● YOUR INSTRUCTIONS: Output the data word for word, dropping every image.

Saved data entries
######

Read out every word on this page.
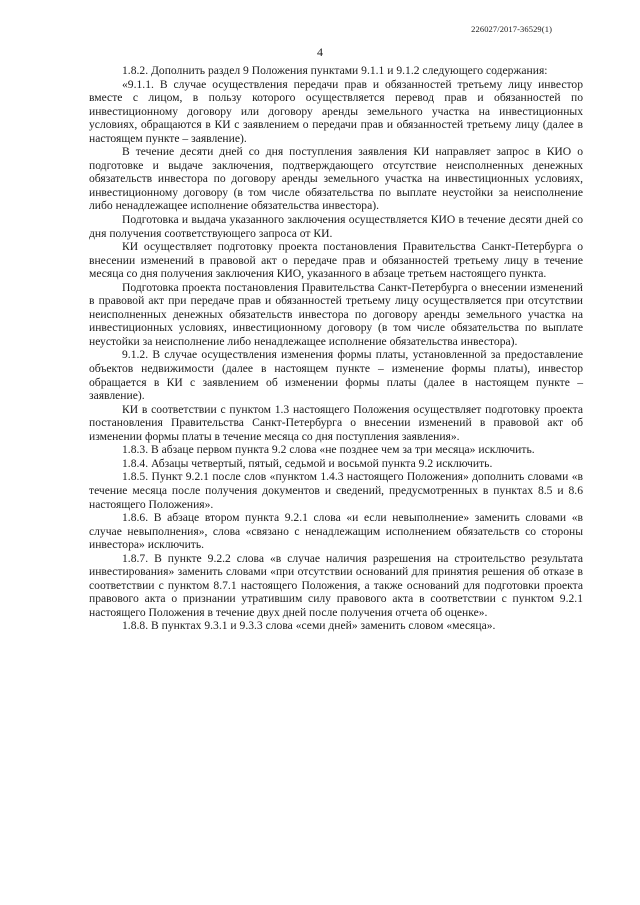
226027/2017-36529(1)
4

1.8.2. Дополнить раздел 9 Положения пунктами 9.1.1 и 9.1.2 следующего содержания:

«9.1.1. В случае осуществления передачи прав и обязанностей третьему лицу инвестор вместе с лицом, в пользу которого осуществляется перевод прав и обязанностей по инвестиционному договору или договору аренды земельного участка на инвестиционных условиях, обращаются в КИ с заявлением о передачи прав и обязанностей третьему лицу (далее в настоящем пункте – заявление).

В течение десяти дней со дня поступления заявления КИ направляет запрос в КИО о подготовке и выдаче заключения, подтверждающего отсутствие неисполненных денежных обязательств инвестора по договору аренды земельного участка на инвестиционных условиях, инвестиционному договору (в том числе обязательства по выплате неустойки за неисполнение либо ненадлежащее исполнение обязательства инвестора).

Подготовка и выдача указанного заключения осуществляется КИО в течение десяти дней со дня получения соответствующего запроса от КИ.

КИ осуществляет подготовку проекта постановления Правительства Санкт-Петербурга о внесении изменений в правовой акт о передаче прав и обязанностей третьему лицу в течение месяца со дня получения заключения КИО, указанного в абзаце третьем настоящего пункта.

Подготовка проекта постановления Правительства Санкт-Петербурга о внесении изменений в правовой акт при передаче прав и обязанностей третьему лицу осуществляется при отсутствии неисполненных денежных обязательств инвестора по договору аренды земельного участка на инвестиционных условиях, инвестиционному договору (в том числе обязательства по выплате неустойки за неисполнение либо ненадлежащее исполнение обязательства инвестора).

9.1.2. В случае осуществления изменения формы платы, установленной за предоставление объектов недвижимости (далее в настоящем пункте – изменение формы платы), инвестор обращается в КИ с заявлением об изменении формы платы (далее в настоящем пункте – заявление).

КИ в соответствии с пунктом 1.3 настоящего Положения осуществляет подготовку проекта постановления Правительства Санкт-Петербурга о внесении изменений в правовой акт об изменении формы платы в течение месяца со дня поступления заявления».

1.8.3. В абзаце первом пункта 9.2 слова «не позднее чем за три месяца» исключить.

1.8.4. Абзацы четвертый, пятый, седьмой и восьмой пункта 9.2 исключить.

1.8.5. Пункт 9.2.1 после слов «пунктом 1.4.3 настоящего Положения» дополнить словами «в течение месяца после получения документов и сведений, предусмотренных в пунктах 8.5 и 8.6 настоящего Положения».

1.8.6. В абзаце втором пункта 9.2.1 слова «и если невыполнение» заменить словами «в случае невыполнения», слова «связано с ненадлежащим исполнением обязательств со стороны инвестора» исключить.

1.8.7. В пункте 9.2.2 слова «в случае наличия разрешения на строительство результата инвестирования» заменить словами «при отсутствии оснований для принятия решения об отказе в соответствии с пунктом 8.7.1 настоящего Положения, а также оснований для подготовки проекта правового акта о признании утратившим силу правового акта в соответствии с пунктом 9.2.1 настоящего Положения в течение двух дней после получения отчета об оценке».

1.8.8. В пунктах 9.3.1 и 9.3.3 слова «семи дней» заменить словом «месяца».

######

● EXERCISE RESPONSE:
Read out every word on this page.
226027/2017-36529(1)
4

1.8.2. Дополнить раздел 9 Положения пунктами 9.1.1 и 9.1.2 следующего содержания:

«9.1.1. В случае осуществления передачи прав и обязанностей третьему лицу инвестор вместе с лицом, в пользу которого осуществляется перевод прав и обязанностей по инвестиционному договору или договору аренды земельного участка на инвестиционных условиях, обращаются в КИ с заявлением о передачи прав и обязанностей третьему лицу (далее в настоящем пункте – заявление).

В течение десяти дней со дня поступления заявления КИ направляет запрос в КИО о подготовке и выдаче заключения, подтверждающего отсутствие неисполненных денежных обязательств инвестора по договору аренды земельного участка на инвестиционных условиях, инвестиционному договору (в том числе обязательства по выплате неустойки за неисполнение либо ненадлежащее исполнение обязательства инвестора).

Подготовка и выдача указанного заключения осуществляется КИО в течение десяти дней со дня получения соответствующего запроса от КИ.

КИ осуществляет подготовку проекта постановления Правительства Санкт-Петербурга о внесении изменений в правовой акт о передаче прав и обязанностей третьему лицу в течение месяца со дня получения заключения КИО, указанного в абзаце третьем настоящего пункта.

Подготовка проекта постановления Правительства Санкт-Петербурга о внесении изменений в правовой акт при передаче прав и обязанностей третьему лицу осуществляется при отсутствии неисполненных денежных обязательств инвестора по договору аренды земельного участка на инвестиционных условиях, инвестиционному договору (в том числе обязательства по выплате неустойки за неисполнение либо ненадлежащее исполнение обязательства инвестора).

9.1.2. В случае осуществления изменения формы платы, установленной за предоставление объектов недвижимости (далее в настоящем пункте – изменение формы платы), инвестор обращается в КИ с заявлением об изменении формы платы (далее в настоящем пункте – заявление).

КИ в соответствии с пунктом 1.3 настоящего Положения осуществляет подготовку проекта постановления Правительства Санкт-Петербурга о внесении изменений в правовой акт об изменении формы платы в течение месяца со дня поступления заявления».

1.8.3. В абзаце первом пункта 9.2 слова «не позднее чем за три месяца» исключить.

1.8.4. Абзацы четвертый, пятый, седьмой и восьмой пункта 9.2 исключить.

1.8.5. Пункт 9.2.1 после слов «пунктом 1.4.3 настоящего Положения» дополнить словами «в течение месяца после получения документов и сведений, предусмотренных в пунктах 8.5 и 8.6 настоящего Положения».

1.8.6. В абзаце втором пункта 9.2.1 слова «и если невыполнение» заменить словами «в случае невыполнения», слова «связано с ненадлежащим исполнением обязательств со стороны инвестора» исключить.

1.8.7. В пункте 9.2.2 слова «в случае наличия разрешения на строительство результата инвестирования» заменить словами «при отсутствии оснований для принятия решения об отказе в соответствии с пунктом 8.7.1 настоящего Положения, а также оснований для подготовки проекта правового акта о признании утратившим силу правового акта в соответствии с пунктом 9.2.1 настоящего Положения в течение двух дней после получения отчета об оценке».

1.8.8. В пунктах 9.3.1 и 9.3.3 слова «семи дней» заменить словом «месяца».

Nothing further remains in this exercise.